[Start of Records shown]
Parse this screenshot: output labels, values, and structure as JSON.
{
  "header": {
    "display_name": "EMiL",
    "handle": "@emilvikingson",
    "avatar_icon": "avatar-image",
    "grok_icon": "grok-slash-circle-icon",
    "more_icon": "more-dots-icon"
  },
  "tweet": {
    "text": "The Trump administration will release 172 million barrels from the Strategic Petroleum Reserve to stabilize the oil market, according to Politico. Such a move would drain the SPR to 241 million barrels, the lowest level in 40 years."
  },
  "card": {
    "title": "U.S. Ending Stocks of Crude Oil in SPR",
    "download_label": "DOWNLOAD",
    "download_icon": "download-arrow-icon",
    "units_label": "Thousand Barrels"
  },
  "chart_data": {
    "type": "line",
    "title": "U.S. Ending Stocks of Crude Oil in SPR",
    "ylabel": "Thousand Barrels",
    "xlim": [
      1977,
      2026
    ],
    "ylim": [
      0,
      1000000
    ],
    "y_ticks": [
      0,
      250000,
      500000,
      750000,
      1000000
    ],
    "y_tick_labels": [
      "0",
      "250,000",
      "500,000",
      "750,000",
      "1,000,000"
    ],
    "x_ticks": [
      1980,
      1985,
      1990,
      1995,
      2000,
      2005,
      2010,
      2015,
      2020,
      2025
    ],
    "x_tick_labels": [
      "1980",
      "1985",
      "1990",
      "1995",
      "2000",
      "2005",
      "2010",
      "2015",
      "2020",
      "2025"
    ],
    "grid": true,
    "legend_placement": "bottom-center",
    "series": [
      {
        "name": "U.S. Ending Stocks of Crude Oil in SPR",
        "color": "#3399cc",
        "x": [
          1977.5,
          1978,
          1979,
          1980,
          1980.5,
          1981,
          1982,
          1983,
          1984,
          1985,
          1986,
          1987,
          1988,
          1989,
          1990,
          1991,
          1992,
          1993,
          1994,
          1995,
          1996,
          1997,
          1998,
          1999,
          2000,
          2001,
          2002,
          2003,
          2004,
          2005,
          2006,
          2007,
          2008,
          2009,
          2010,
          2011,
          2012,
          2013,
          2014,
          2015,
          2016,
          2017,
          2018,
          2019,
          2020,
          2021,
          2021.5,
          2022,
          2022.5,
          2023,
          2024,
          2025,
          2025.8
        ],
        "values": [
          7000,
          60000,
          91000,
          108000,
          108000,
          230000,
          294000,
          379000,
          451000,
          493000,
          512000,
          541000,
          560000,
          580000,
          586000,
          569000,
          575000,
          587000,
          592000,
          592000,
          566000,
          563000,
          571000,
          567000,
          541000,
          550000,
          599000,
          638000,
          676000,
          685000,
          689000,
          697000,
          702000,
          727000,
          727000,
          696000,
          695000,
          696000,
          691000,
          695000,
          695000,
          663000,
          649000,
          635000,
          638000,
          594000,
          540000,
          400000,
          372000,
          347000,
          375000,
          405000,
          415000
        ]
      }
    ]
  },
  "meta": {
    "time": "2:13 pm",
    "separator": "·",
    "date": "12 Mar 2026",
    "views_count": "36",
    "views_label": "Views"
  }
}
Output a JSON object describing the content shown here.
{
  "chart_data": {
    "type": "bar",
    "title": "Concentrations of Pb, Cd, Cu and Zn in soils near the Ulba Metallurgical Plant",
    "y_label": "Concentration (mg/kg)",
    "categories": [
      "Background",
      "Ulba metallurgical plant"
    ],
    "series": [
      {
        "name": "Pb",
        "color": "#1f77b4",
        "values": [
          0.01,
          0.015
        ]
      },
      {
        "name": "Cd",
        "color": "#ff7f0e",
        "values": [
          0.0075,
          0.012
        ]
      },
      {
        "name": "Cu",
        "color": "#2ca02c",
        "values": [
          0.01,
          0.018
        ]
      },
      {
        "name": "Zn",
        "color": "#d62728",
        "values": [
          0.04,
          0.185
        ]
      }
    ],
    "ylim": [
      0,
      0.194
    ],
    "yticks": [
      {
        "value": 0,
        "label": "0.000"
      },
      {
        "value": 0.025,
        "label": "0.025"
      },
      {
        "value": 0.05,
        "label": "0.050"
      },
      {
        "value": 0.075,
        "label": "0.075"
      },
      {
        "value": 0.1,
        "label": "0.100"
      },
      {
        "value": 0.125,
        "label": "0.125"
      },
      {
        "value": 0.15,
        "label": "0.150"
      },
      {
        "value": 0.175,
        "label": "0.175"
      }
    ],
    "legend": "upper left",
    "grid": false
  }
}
[End of Records shown]
=== What the exercise asks ===
From the line that contains "Output a JSON" to the last line of the material above, repeat every line exactly, keeping both the first and the last.

=== Answer to the task ===
Output a JSON object describing the content shown here.
{
  "chart_data": {
    "type": "bar",
    "title": "Concentrations of Pb, Cd, Cu and Zn in soils near the Ulba Metallurgical Plant",
    "y_label": "Concentration (mg/kg)",
    "categories": [
      "Background",
      "Ulba metallurgical plant"
    ],
    "series": [
      {
        "name": "Pb",
        "color": "#1f77b4",
        "values": [
          0.01,
          0.015
        ]
      },
      {
        "name": "Cd",
        "color": "#ff7f0e",
        "values": [
          0.0075,
          0.012
        ]
      },
      {
        "name": "Cu",
        "color": "#2ca02c",
        "values": [
          0.01,
          0.018
        ]
      },
      {
        "name": "Zn",
        "color": "#d62728",
        "values": [
          0.04,
          0.185
        ]
      }
    ],
    "ylim": [
      0,
      0.194
    ],
    "yticks": [
      {
        "value": 0,
        "label": "0.000"
      },
      {
        "value": 0.025,
        "label": "0.025"
      },
      {
        "value": 0.05,
        "label": "0.050"
      },
      {
        "value": 0.075,
        "label": "0.075"
      },
      {
        "value": 0.1,
        "label": "0.100"
      },
      {
        "value": 0.125,
        "label": "0.125"
      },
      {
        "value": 0.15,
        "label": "0.150"
      },
      {
        "value": 0.175,
        "label": "0.175"
      }
    ],
    "legend": "upper left",
    "grid": false
  }
}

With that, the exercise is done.